DATASET RECORDS:
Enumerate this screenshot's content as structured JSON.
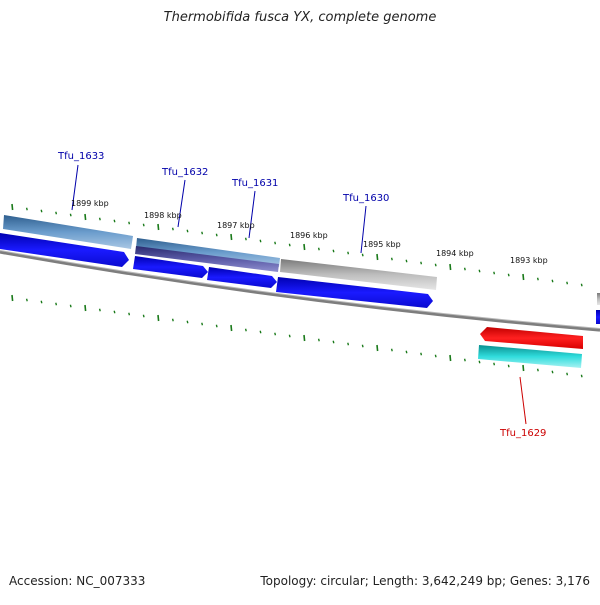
{
  "title": "Thermobifida fusca YX, complete genome",
  "footer": {
    "accession": "Accession: NC_007333",
    "summary": "Topology: circular; Length: 3,642,249 bp; Genes: 3,176"
  },
  "scale_labels": [
    "1899 kbp",
    "1898 kbp",
    "1897 kbp",
    "1896 kbp",
    "1895 kbp",
    "1894 kbp",
    "1893 kbp"
  ],
  "gene_labels": {
    "tfu1633": "Tfu_1633",
    "tfu1632": "Tfu_1632",
    "tfu1631": "Tfu_1631",
    "tfu1630": "Tfu_1630",
    "tfu1629": "Tfu_1629"
  },
  "colors": {
    "forward_label": "#0000aa",
    "reverse_label": "#cc0000",
    "tick": "#1a7a1a",
    "cds_forward": "#1010e0",
    "cds_reverse": "#e01010",
    "backbone": "#808080"
  }
}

WHAT TO PRODUCE:
Everything in the data except the pictures must appear in your answer unchanged.

ANSWER TO THIS TASK:
Enumerate this screenshot's content as structured JSON.
{
  "title": "Thermobifida fusca YX, complete genome",
  "footer": {
    "accession": "Accession: NC_007333",
    "summary": "Topology: circular; Length: 3,642,249 bp; Genes: 3,176"
  },
  "scale_labels": [
    "1899 kbp",
    "1898 kbp",
    "1897 kbp",
    "1896 kbp",
    "1895 kbp",
    "1894 kbp",
    "1893 kbp"
  ],
  "gene_labels": {
    "tfu1633": "Tfu_1633",
    "tfu1632": "Tfu_1632",
    "tfu1631": "Tfu_1631",
    "tfu1630": "Tfu_1630",
    "tfu1629": "Tfu_1629"
  },
  "colors": {
    "forward_label": "#0000aa",
    "reverse_label": "#cc0000",
    "tick": "#1a7a1a",
    "cds_forward": "#1010e0",
    "cds_reverse": "#e01010",
    "backbone": "#808080"
  }
}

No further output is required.